**THE REQUEST**
Select each line where the word "HALL" appears.

**MATERIAL FOR THIS EXERCISE**
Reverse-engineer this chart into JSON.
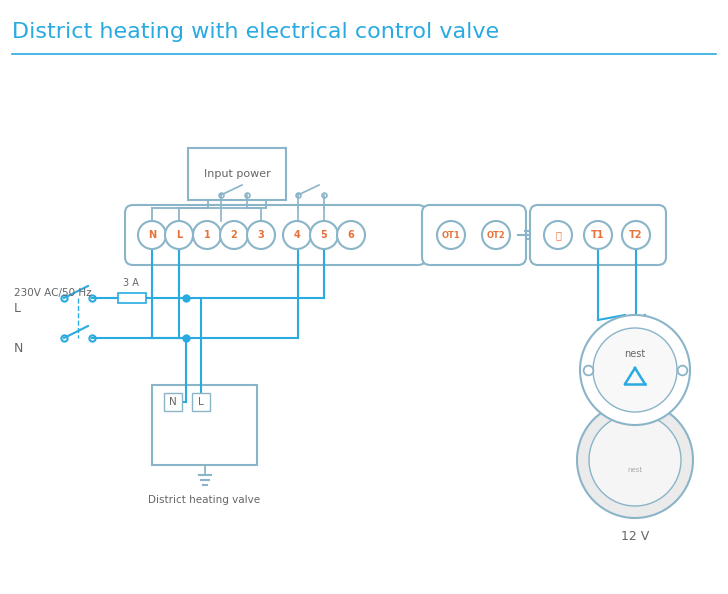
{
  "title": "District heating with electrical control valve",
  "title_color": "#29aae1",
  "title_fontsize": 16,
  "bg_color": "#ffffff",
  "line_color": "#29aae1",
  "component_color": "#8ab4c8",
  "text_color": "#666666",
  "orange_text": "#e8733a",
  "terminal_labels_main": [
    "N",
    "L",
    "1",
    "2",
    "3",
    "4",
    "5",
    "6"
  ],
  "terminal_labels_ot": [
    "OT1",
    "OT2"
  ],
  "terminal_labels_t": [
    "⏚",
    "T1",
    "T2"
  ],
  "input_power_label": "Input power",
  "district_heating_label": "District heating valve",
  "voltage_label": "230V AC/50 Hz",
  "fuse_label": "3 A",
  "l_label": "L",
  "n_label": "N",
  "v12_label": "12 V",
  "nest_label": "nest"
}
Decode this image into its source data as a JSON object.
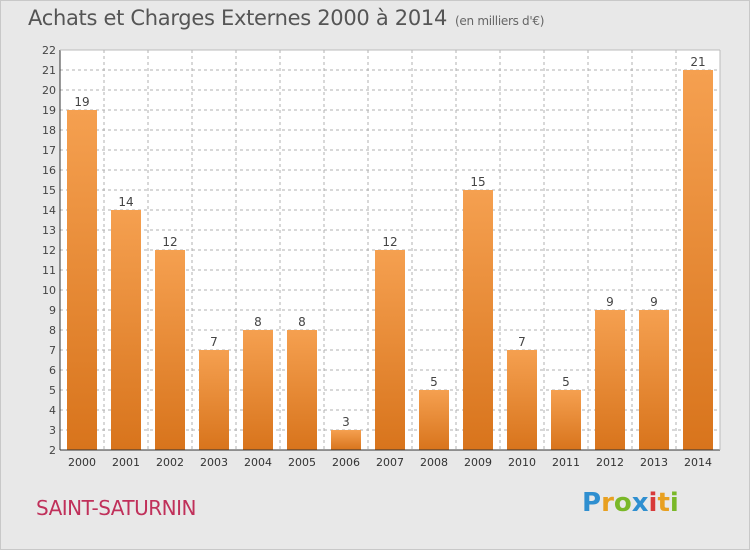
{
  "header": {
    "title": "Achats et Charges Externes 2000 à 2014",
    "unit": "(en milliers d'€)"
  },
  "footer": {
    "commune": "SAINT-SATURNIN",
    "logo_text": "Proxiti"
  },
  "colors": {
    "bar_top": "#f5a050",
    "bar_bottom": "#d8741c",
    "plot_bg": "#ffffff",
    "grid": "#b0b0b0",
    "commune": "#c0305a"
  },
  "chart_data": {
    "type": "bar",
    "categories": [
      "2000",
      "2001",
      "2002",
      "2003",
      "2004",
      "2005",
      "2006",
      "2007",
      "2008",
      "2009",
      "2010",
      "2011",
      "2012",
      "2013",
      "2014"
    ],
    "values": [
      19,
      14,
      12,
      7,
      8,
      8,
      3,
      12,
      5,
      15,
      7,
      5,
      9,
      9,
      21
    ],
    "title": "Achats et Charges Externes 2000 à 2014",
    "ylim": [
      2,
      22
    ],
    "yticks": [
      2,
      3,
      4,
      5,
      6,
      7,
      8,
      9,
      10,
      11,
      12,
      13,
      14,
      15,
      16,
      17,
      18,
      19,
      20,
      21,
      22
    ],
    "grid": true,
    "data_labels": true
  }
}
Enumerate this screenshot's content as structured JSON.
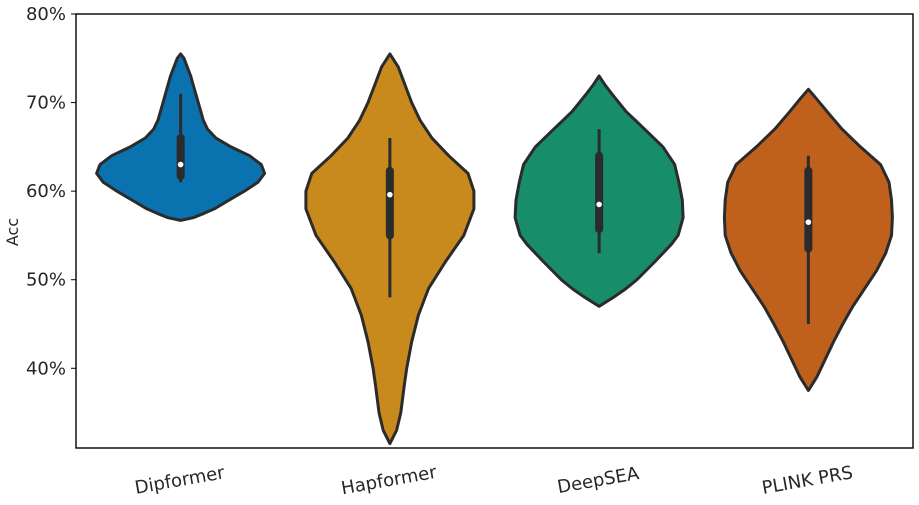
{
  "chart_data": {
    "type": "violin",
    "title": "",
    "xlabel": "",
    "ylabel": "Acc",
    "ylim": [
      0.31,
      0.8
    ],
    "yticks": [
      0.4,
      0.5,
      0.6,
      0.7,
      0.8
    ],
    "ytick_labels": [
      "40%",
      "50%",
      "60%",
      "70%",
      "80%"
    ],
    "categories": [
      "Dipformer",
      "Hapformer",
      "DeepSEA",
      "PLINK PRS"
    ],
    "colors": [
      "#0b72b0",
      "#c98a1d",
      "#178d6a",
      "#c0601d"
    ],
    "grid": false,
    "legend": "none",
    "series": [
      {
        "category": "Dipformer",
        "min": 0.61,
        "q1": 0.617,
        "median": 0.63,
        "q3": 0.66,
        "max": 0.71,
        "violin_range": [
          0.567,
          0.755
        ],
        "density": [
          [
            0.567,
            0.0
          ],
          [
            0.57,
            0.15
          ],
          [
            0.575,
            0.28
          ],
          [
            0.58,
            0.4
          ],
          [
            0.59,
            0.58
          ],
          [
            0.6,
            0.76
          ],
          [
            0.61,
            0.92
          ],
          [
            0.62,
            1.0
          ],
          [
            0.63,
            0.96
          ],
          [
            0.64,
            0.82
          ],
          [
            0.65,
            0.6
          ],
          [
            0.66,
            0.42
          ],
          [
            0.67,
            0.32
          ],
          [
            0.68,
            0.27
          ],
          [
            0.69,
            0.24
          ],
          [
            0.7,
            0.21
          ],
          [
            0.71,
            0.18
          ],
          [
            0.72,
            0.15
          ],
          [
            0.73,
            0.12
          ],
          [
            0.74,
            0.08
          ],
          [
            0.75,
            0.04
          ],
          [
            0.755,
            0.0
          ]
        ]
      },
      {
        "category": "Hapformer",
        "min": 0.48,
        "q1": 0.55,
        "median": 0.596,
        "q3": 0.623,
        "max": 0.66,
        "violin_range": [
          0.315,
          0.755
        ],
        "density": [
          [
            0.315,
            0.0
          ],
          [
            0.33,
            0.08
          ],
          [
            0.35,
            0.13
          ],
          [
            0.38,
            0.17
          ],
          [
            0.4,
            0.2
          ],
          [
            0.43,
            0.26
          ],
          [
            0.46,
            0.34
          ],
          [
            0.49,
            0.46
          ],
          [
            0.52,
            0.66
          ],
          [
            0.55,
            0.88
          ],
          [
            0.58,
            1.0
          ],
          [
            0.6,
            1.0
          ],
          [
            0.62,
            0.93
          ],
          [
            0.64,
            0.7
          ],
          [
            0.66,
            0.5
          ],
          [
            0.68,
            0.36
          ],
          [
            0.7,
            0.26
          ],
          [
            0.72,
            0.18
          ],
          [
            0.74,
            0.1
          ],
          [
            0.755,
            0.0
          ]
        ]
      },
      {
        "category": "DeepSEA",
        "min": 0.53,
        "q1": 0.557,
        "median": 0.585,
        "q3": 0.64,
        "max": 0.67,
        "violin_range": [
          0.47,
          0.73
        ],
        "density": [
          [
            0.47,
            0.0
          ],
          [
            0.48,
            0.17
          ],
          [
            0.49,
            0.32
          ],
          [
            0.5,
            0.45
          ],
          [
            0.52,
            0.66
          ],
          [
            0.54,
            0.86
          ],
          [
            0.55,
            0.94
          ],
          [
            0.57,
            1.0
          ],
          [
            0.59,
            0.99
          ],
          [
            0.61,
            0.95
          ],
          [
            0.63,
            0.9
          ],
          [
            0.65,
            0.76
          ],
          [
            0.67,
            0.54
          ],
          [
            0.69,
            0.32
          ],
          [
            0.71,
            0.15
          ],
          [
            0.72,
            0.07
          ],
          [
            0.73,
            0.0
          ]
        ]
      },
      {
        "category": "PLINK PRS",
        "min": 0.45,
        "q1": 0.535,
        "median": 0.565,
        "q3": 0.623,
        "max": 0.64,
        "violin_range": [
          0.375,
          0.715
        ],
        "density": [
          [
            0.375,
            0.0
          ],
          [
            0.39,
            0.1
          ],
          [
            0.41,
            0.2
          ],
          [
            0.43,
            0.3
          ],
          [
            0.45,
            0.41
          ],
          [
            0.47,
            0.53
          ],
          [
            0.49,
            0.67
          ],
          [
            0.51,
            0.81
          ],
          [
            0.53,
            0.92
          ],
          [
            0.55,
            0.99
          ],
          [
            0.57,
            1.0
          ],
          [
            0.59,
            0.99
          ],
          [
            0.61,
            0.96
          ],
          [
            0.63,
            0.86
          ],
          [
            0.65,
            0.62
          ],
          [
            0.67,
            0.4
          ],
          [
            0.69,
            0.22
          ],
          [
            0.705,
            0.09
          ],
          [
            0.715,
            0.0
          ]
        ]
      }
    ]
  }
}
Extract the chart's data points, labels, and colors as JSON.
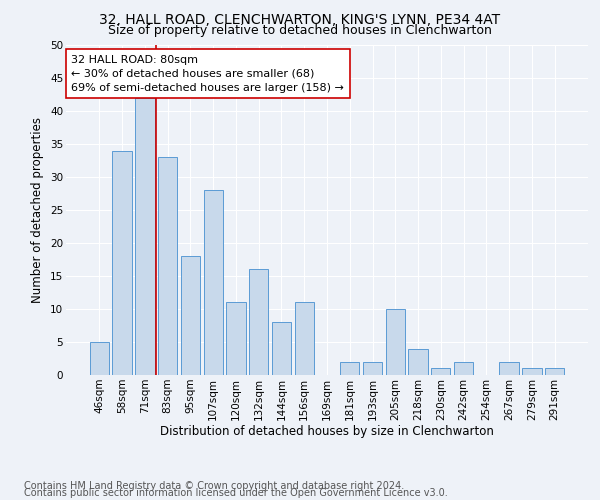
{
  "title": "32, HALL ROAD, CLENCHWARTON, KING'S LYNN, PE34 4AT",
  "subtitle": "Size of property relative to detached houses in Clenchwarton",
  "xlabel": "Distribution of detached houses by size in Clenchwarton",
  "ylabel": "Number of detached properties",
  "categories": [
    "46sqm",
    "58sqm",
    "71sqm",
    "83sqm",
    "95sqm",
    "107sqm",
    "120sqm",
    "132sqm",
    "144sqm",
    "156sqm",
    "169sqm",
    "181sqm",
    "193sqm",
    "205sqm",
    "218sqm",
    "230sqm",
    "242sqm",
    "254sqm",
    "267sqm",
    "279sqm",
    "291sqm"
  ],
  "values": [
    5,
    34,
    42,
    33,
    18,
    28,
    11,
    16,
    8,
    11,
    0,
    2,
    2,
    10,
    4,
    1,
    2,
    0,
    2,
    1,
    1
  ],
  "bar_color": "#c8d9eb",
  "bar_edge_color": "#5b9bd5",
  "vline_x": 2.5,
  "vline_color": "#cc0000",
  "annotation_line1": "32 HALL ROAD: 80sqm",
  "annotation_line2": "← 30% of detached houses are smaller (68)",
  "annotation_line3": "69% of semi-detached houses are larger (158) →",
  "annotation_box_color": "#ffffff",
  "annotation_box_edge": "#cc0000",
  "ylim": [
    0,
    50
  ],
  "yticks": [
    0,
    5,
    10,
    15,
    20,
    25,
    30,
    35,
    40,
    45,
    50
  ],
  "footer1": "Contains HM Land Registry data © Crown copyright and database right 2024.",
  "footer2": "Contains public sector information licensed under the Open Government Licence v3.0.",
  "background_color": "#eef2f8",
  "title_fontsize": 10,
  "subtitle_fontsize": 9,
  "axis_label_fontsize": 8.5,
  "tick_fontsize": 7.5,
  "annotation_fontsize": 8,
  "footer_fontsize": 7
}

**THE ANSWER**
  "title": "32, HALL ROAD, CLENCHWARTON, KING'S LYNN, PE34 4AT",
  "annotation_line1": "32 HALL ROAD: 80sqm",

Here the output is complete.